_Records for the exercise:_

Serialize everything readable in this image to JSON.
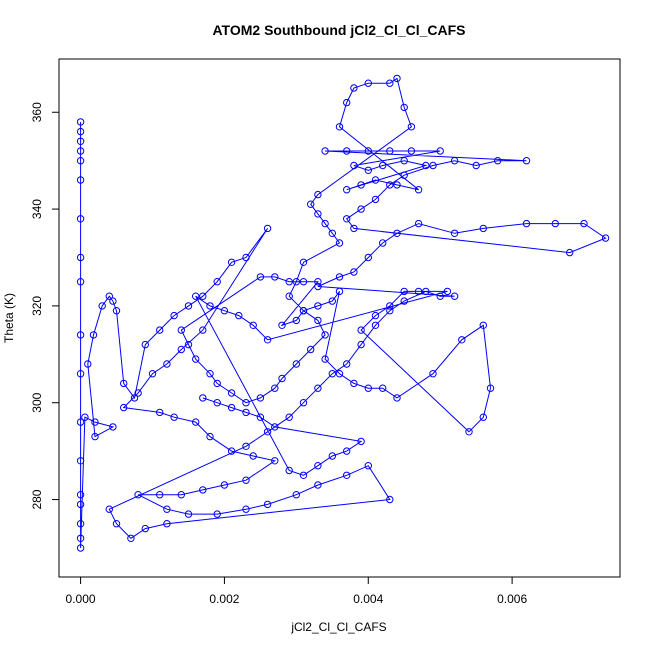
{
  "chart_data": {
    "type": "scatter",
    "title": "ATOM2 Southbound jCl2_Cl_Cl_CAFS",
    "xlabel": "jCl2_Cl_Cl_CAFS",
    "ylabel": "Theta (K)",
    "xlim": [
      -0.0003,
      0.0075
    ],
    "ylim": [
      264,
      371
    ],
    "x_ticks": [
      "0.000",
      "0.002",
      "0.004",
      "0.006"
    ],
    "x_tick_values": [
      0,
      0.002,
      0.004,
      0.006
    ],
    "y_ticks": [
      "280",
      "300",
      "320",
      "340",
      "360"
    ],
    "y_tick_values": [
      280,
      300,
      320,
      340,
      360
    ],
    "series_color": "#0000ff",
    "marker": "open-circle",
    "connected": true,
    "series": [
      {
        "values": [
          [
            0.0,
            358
          ],
          [
            0.0,
            356
          ],
          [
            0.0,
            354
          ],
          [
            0.0,
            352
          ],
          [
            0.0,
            350
          ],
          [
            0.0,
            346
          ],
          [
            0.0,
            338
          ],
          [
            0.0,
            330
          ],
          [
            0.0,
            325
          ],
          [
            0.0,
            314
          ],
          [
            0.0,
            306
          ],
          [
            0.0,
            296
          ],
          [
            0.0,
            288
          ],
          [
            0.0,
            281
          ],
          [
            0.0,
            279
          ],
          [
            0.0,
            275
          ],
          [
            0.0,
            272
          ],
          [
            0.0,
            270
          ],
          [
            6e-05,
            297
          ],
          [
            0.0002,
            296
          ],
          [
            0.00045,
            295
          ],
          [
            0.0002,
            293
          ],
          [
            0.0001,
            308
          ],
          [
            0.00018,
            314
          ],
          [
            0.0003,
            320
          ],
          [
            0.0004,
            322
          ],
          [
            0.00045,
            321
          ],
          [
            0.0005,
            319
          ],
          [
            0.0006,
            304
          ],
          [
            0.00075,
            301
          ],
          [
            0.0009,
            312
          ],
          [
            0.0011,
            315
          ],
          [
            0.0013,
            318
          ],
          [
            0.0015,
            320
          ],
          [
            0.0017,
            322
          ],
          [
            0.0019,
            325
          ],
          [
            0.0021,
            329
          ],
          [
            0.0023,
            330
          ],
          [
            0.0026,
            336
          ],
          [
            0.0017,
            315
          ],
          [
            0.0014,
            311
          ],
          [
            0.0012,
            308
          ],
          [
            0.001,
            306
          ],
          [
            0.0008,
            302
          ],
          [
            0.0006,
            299
          ],
          [
            0.0011,
            298
          ],
          [
            0.0013,
            297
          ],
          [
            0.0016,
            296
          ],
          [
            0.0018,
            293
          ],
          [
            0.0021,
            290
          ],
          [
            0.0024,
            289
          ],
          [
            0.0027,
            288
          ],
          [
            0.0023,
            284
          ],
          [
            0.002,
            283
          ],
          [
            0.0017,
            282
          ],
          [
            0.0014,
            281
          ],
          [
            0.0011,
            281
          ],
          [
            0.0008,
            281
          ],
          [
            0.0012,
            278
          ],
          [
            0.0015,
            277
          ],
          [
            0.0019,
            277
          ],
          [
            0.0023,
            278
          ],
          [
            0.0026,
            279
          ],
          [
            0.003,
            281
          ],
          [
            0.0033,
            283
          ],
          [
            0.0037,
            285
          ],
          [
            0.004,
            287
          ],
          [
            0.0043,
            280
          ],
          [
            0.0012,
            275
          ],
          [
            0.0009,
            274
          ],
          [
            0.0007,
            272
          ],
          [
            0.0005,
            275
          ],
          [
            0.0004,
            278
          ],
          [
            0.0023,
            291
          ],
          [
            0.0026,
            294
          ],
          [
            0.0029,
            297
          ],
          [
            0.0031,
            300
          ],
          [
            0.0033,
            303
          ],
          [
            0.0035,
            306
          ],
          [
            0.0037,
            308
          ],
          [
            0.0039,
            312
          ],
          [
            0.0041,
            316
          ],
          [
            0.0043,
            319
          ],
          [
            0.0045,
            321
          ],
          [
            0.0048,
            323
          ],
          [
            0.005,
            322
          ],
          [
            0.0052,
            322
          ],
          [
            0.0033,
            324
          ],
          [
            0.0036,
            326
          ],
          [
            0.0038,
            327
          ],
          [
            0.004,
            330
          ],
          [
            0.0042,
            333
          ],
          [
            0.0044,
            335
          ],
          [
            0.0047,
            337
          ],
          [
            0.0052,
            335
          ],
          [
            0.0056,
            336
          ],
          [
            0.0062,
            337
          ],
          [
            0.0066,
            337
          ],
          [
            0.007,
            337
          ],
          [
            0.0073,
            334
          ],
          [
            0.0068,
            331
          ],
          [
            0.0038,
            336
          ],
          [
            0.0037,
            338
          ],
          [
            0.0039,
            340
          ],
          [
            0.0041,
            342
          ],
          [
            0.0043,
            345
          ],
          [
            0.0045,
            347
          ],
          [
            0.0049,
            349
          ],
          [
            0.0052,
            350
          ],
          [
            0.0055,
            349
          ],
          [
            0.0058,
            350
          ],
          [
            0.0062,
            350
          ],
          [
            0.0034,
            352
          ],
          [
            0.0037,
            352
          ],
          [
            0.004,
            352
          ],
          [
            0.0043,
            352
          ],
          [
            0.0046,
            352
          ],
          [
            0.005,
            352
          ],
          [
            0.0038,
            349
          ],
          [
            0.004,
            348
          ],
          [
            0.0042,
            349
          ],
          [
            0.0045,
            350
          ],
          [
            0.0048,
            349
          ],
          [
            0.0037,
            344
          ],
          [
            0.0039,
            345
          ],
          [
            0.0041,
            346
          ],
          [
            0.0044,
            345
          ],
          [
            0.0047,
            344
          ],
          [
            0.0036,
            357
          ],
          [
            0.0037,
            362
          ],
          [
            0.0038,
            365
          ],
          [
            0.004,
            366
          ],
          [
            0.0043,
            366
          ],
          [
            0.0044,
            367
          ],
          [
            0.0045,
            361
          ],
          [
            0.0046,
            357
          ],
          [
            0.0033,
            343
          ],
          [
            0.0032,
            341
          ],
          [
            0.0033,
            339
          ],
          [
            0.0034,
            337
          ],
          [
            0.0035,
            335
          ],
          [
            0.0036,
            333
          ],
          [
            0.0031,
            329
          ],
          [
            0.003,
            325
          ],
          [
            0.0029,
            322
          ],
          [
            0.0031,
            319
          ],
          [
            0.0033,
            317
          ],
          [
            0.0034,
            314
          ],
          [
            0.0032,
            311
          ],
          [
            0.003,
            308
          ],
          [
            0.0028,
            305
          ],
          [
            0.0027,
            303
          ],
          [
            0.0025,
            301
          ],
          [
            0.0023,
            300
          ],
          [
            0.0021,
            302
          ],
          [
            0.0019,
            304
          ],
          [
            0.0018,
            306
          ],
          [
            0.0016,
            309
          ],
          [
            0.0015,
            312
          ],
          [
            0.0014,
            315
          ],
          [
            0.0025,
            326
          ],
          [
            0.0027,
            326
          ],
          [
            0.0029,
            325
          ],
          [
            0.0031,
            325
          ],
          [
            0.0033,
            325
          ],
          [
            0.0028,
            316
          ],
          [
            0.003,
            317
          ],
          [
            0.0031,
            319
          ],
          [
            0.0033,
            320
          ],
          [
            0.0035,
            321
          ],
          [
            0.0036,
            323
          ],
          [
            0.0034,
            309
          ],
          [
            0.0036,
            306
          ],
          [
            0.0038,
            304
          ],
          [
            0.004,
            303
          ],
          [
            0.0042,
            303
          ],
          [
            0.0044,
            301
          ],
          [
            0.0049,
            306
          ],
          [
            0.0053,
            313
          ],
          [
            0.0056,
            316
          ],
          [
            0.0057,
            303
          ],
          [
            0.0056,
            297
          ],
          [
            0.0054,
            294
          ],
          [
            0.0039,
            315
          ],
          [
            0.0041,
            318
          ],
          [
            0.0043,
            320
          ],
          [
            0.0045,
            323
          ],
          [
            0.0047,
            323
          ],
          [
            0.0051,
            323
          ],
          [
            0.0026,
            313
          ],
          [
            0.0024,
            316
          ],
          [
            0.0022,
            318
          ],
          [
            0.002,
            319
          ],
          [
            0.0018,
            320
          ],
          [
            0.0016,
            322
          ],
          [
            0.0029,
            286
          ],
          [
            0.0031,
            285
          ],
          [
            0.0033,
            287
          ],
          [
            0.0035,
            289
          ],
          [
            0.0037,
            290
          ],
          [
            0.0039,
            292
          ],
          [
            0.0027,
            295
          ],
          [
            0.0025,
            297
          ],
          [
            0.0023,
            298
          ],
          [
            0.0021,
            299
          ],
          [
            0.0019,
            300
          ],
          [
            0.0017,
            301
          ]
        ]
      }
    ]
  }
}
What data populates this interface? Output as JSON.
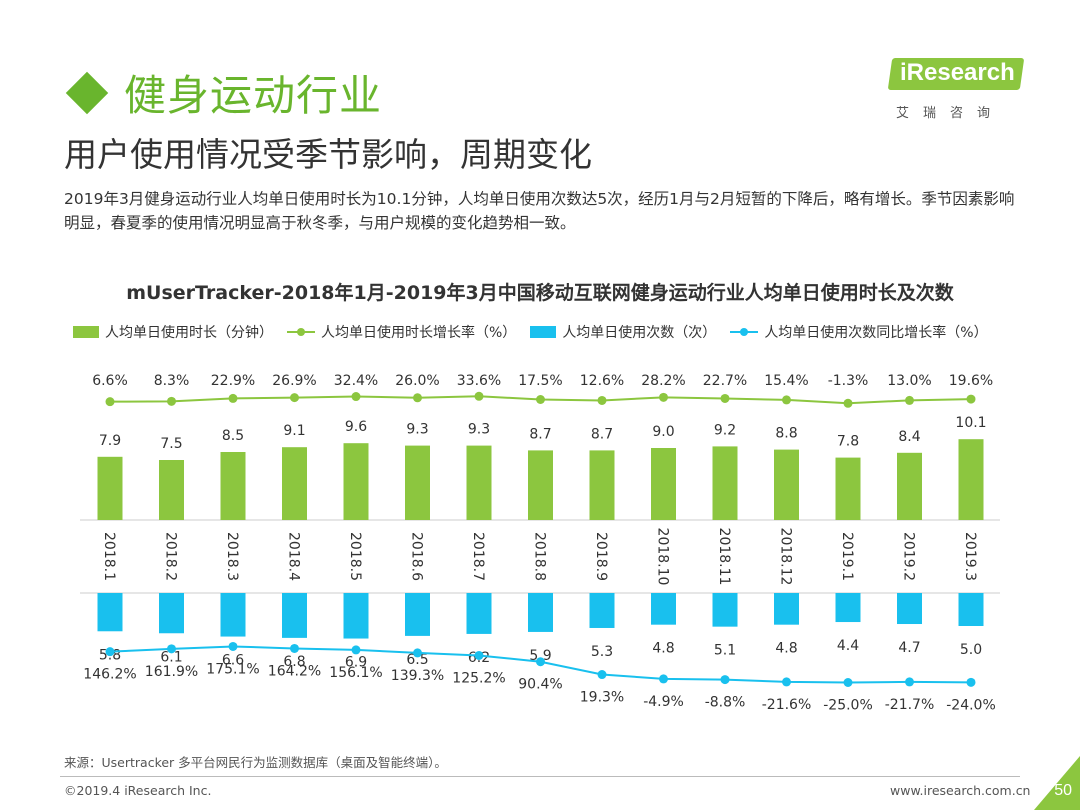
{
  "header": {
    "title": "健身运动行业",
    "subtitle": "用户使用情况受季节影响，周期变化",
    "description": "2019年3月健身运动行业人均单日使用时长为10.1分钟，人均单日使用次数达5次，经历1月与2月短暂的下降后，略有增长。季节因素影响明显，春夏季的使用情况明显高于秋冬季，与用户规模的变化趋势相一致。"
  },
  "logo": {
    "name": "iResearch",
    "sub": "艾瑞咨询"
  },
  "colors": {
    "green": "#8cc63f",
    "lineGreen": "#8cc63f",
    "blue": "#19c0ee",
    "lineBlue": "#19c0ee",
    "brand": "#69b52d"
  },
  "chart_data": {
    "type": "bar",
    "title": "mUserTracker-2018年1月-2019年3月中国移动互联网健身运动行业人均单日使用时长及次数",
    "categories": [
      "2018.1",
      "2018.2",
      "2018.3",
      "2018.4",
      "2018.5",
      "2018.6",
      "2018.7",
      "2018.8",
      "2018.9",
      "2018.10",
      "2018.11",
      "2018.12",
      "2019.1",
      "2019.2",
      "2019.3"
    ],
    "series": [
      {
        "name": "人均单日使用时长（分钟）",
        "kind": "bar",
        "values": [
          7.9,
          7.5,
          8.5,
          9.1,
          9.6,
          9.3,
          9.3,
          8.7,
          8.7,
          9.0,
          9.2,
          8.8,
          7.8,
          8.4,
          10.1
        ],
        "labels": [
          "7.9",
          "7.5",
          "8.5",
          "9.1",
          "9.6",
          "9.3",
          "9.3",
          "8.7",
          "8.7",
          "9.0",
          "9.2",
          "8.8",
          "7.8",
          "8.4",
          "10.1"
        ]
      },
      {
        "name": "人均单日使用时长增长率（%）",
        "kind": "line",
        "values": [
          6.6,
          8.3,
          22.9,
          26.9,
          32.4,
          26.0,
          33.6,
          17.5,
          12.6,
          28.2,
          22.7,
          15.4,
          -1.3,
          13.0,
          19.6
        ],
        "labels": [
          "6.6%",
          "8.3%",
          "22.9%",
          "26.9%",
          "32.4%",
          "26.0%",
          "33.6%",
          "17.5%",
          "12.6%",
          "28.2%",
          "22.7%",
          "15.4%",
          "-1.3%",
          "13.0%",
          "19.6%"
        ]
      },
      {
        "name": "人均单日使用次数（次）",
        "kind": "bar",
        "values": [
          5.8,
          6.1,
          6.6,
          6.8,
          6.9,
          6.5,
          6.2,
          5.9,
          5.3,
          4.8,
          5.1,
          4.8,
          4.4,
          4.7,
          5.0
        ],
        "labels": [
          "5.8",
          "6.1",
          "6.6",
          "6.8",
          "6.9",
          "6.5",
          "6.2",
          "5.9",
          "5.3",
          "4.8",
          "5.1",
          "4.8",
          "4.4",
          "4.7",
          "5.0"
        ]
      },
      {
        "name": "人均单日使用次数同比增长率（%）",
        "kind": "line",
        "values": [
          146.2,
          161.9,
          175.1,
          164.2,
          156.1,
          139.3,
          125.2,
          90.4,
          19.3,
          -4.9,
          -8.8,
          -21.6,
          -25.0,
          -21.7,
          -24.0
        ],
        "labels": [
          "146.2%",
          "161.9%",
          "175.1%",
          "164.2%",
          "156.1%",
          "139.3%",
          "125.2%",
          "90.4%",
          "19.3%",
          "-4.9%",
          "-8.8%",
          "-21.6%",
          "-25.0%",
          "-21.7%",
          "-24.0%"
        ]
      }
    ]
  },
  "footer": {
    "source": "来源：Usertracker 多平台网民行为监测数据库（桌面及智能终端）。",
    "copyright": "©2019.4 iResearch Inc.",
    "site": "www.iresearch.com.cn",
    "page": "50"
  }
}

_Problem details:_ Check each line of the entries for the string "this". Copy the lines that have it.

_Exercise solution:_
Serialize everything readable in this image to JSON.
What data populates this interface? Output as JSON.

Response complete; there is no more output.